**Objective:**
In the data below, find every line with the string "небольших" and pull it out.

**Material for this exercise:**
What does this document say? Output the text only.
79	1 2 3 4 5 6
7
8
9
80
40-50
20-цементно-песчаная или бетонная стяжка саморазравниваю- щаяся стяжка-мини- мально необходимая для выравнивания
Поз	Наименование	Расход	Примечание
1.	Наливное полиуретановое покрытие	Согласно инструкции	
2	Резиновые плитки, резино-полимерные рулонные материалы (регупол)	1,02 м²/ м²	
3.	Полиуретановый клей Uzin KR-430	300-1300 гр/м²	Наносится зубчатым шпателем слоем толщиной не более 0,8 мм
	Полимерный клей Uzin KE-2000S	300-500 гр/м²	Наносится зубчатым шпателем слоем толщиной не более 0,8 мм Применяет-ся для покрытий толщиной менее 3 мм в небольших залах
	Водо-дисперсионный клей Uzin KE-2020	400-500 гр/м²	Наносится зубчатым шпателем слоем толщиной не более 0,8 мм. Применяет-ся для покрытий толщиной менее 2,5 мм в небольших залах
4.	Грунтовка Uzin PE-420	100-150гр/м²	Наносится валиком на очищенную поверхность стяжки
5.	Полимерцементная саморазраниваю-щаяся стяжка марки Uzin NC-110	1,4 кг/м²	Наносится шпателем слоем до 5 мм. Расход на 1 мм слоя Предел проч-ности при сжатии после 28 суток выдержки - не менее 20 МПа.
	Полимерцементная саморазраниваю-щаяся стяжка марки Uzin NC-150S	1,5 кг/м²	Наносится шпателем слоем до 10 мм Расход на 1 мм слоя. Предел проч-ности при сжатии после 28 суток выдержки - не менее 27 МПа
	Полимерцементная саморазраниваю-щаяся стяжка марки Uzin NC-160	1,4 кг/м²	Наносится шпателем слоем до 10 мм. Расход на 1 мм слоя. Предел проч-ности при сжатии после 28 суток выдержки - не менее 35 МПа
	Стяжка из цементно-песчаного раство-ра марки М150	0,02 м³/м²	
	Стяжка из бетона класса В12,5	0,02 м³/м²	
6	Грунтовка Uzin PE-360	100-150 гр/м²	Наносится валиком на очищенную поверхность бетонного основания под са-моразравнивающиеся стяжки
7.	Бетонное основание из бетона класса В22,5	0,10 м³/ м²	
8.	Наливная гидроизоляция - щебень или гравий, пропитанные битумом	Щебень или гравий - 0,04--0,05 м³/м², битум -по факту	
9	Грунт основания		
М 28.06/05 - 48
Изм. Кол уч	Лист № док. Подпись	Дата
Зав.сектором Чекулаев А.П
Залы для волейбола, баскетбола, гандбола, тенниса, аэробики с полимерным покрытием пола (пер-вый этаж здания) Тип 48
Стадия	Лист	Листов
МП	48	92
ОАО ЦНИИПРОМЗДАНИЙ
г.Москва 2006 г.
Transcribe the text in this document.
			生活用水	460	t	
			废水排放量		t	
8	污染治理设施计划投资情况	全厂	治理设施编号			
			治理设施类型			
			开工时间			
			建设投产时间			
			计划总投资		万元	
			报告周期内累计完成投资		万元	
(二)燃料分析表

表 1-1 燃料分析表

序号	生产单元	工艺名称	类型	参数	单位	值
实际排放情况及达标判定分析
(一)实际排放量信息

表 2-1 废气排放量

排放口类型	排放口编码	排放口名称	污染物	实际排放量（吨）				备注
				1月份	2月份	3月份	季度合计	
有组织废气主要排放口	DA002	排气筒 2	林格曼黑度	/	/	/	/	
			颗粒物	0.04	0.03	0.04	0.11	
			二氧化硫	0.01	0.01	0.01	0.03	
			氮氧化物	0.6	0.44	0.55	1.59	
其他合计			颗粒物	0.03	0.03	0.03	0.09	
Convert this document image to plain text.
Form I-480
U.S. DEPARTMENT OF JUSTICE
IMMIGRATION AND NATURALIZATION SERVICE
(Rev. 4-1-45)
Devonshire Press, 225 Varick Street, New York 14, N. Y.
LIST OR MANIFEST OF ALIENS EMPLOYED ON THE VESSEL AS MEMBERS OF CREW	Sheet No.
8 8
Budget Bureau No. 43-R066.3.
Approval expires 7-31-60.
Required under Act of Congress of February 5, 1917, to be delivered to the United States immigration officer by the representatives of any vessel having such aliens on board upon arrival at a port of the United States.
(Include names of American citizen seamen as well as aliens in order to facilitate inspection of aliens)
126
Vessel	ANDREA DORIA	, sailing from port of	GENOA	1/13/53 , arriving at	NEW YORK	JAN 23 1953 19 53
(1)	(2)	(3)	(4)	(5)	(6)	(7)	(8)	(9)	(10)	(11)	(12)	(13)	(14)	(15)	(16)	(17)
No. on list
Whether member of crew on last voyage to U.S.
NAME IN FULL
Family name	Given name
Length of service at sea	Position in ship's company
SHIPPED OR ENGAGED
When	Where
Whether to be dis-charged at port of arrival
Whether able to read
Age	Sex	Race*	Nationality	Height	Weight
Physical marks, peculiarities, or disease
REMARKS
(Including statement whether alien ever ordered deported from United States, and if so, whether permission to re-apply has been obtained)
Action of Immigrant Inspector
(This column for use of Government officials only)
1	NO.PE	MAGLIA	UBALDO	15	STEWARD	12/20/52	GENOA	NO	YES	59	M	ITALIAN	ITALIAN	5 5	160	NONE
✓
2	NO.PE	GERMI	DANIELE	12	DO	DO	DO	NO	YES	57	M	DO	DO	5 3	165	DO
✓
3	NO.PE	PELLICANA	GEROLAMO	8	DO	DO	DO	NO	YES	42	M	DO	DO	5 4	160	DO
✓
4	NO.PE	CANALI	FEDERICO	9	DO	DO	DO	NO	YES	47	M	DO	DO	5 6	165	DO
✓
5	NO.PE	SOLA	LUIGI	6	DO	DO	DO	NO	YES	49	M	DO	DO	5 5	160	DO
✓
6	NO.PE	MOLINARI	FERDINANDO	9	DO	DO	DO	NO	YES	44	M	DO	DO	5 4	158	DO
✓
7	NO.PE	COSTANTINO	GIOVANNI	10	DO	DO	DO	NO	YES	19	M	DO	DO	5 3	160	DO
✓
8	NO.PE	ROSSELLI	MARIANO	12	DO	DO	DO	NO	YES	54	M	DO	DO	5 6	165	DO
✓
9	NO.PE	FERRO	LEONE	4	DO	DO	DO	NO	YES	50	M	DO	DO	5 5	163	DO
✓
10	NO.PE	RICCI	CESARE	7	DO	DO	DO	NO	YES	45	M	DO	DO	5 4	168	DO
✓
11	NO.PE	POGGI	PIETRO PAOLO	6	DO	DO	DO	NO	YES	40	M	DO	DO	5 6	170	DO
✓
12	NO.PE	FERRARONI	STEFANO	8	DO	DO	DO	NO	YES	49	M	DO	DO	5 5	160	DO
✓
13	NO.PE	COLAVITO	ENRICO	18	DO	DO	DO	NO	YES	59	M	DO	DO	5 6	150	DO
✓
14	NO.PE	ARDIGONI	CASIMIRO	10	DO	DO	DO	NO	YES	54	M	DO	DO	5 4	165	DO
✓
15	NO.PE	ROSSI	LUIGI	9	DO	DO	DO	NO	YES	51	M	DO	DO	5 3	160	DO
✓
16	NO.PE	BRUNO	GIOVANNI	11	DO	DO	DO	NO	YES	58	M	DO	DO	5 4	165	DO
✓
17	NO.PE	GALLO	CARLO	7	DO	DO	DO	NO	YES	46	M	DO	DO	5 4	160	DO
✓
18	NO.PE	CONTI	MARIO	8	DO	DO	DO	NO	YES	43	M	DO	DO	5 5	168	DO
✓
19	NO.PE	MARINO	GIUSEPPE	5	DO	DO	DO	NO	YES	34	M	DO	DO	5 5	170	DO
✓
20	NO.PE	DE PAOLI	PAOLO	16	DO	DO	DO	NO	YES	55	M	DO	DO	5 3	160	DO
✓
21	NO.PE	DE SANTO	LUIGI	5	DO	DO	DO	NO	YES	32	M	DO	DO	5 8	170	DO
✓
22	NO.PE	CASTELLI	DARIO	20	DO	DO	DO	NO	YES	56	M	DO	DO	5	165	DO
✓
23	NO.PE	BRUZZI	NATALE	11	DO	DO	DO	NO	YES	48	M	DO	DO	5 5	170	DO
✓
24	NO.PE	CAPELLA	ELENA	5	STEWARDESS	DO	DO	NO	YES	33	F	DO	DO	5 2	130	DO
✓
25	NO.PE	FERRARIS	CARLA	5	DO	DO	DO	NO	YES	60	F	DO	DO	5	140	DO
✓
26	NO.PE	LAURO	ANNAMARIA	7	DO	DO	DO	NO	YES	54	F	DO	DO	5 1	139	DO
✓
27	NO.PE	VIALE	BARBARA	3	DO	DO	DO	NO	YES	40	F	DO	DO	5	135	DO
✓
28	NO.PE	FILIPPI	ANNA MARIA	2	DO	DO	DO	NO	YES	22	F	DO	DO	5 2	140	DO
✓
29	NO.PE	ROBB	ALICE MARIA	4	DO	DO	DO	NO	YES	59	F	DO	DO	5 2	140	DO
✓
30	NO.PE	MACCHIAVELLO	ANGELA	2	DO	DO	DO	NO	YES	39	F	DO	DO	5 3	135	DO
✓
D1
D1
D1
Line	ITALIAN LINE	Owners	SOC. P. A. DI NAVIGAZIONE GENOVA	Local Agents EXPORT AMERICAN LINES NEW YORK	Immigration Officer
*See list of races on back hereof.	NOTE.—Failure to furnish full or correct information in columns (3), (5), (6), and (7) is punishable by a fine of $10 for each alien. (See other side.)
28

**Correct answer:**
	Полимерный клей Uzin KE-2000S	300-500 гр/м²	Наносится зубчатым шпателем слоем толщиной не более 0,8 мм Применяет-ся для покрытий толщиной менее 3 мм в небольших залах
	Водо-дисперсионный клей Uzin KE-2020	400-500 гр/м²	Наносится зубчатым шпателем слоем толщиной не более 0,8 мм. Применяет-ся для покрытий толщиной менее 2,5 мм в небольших залах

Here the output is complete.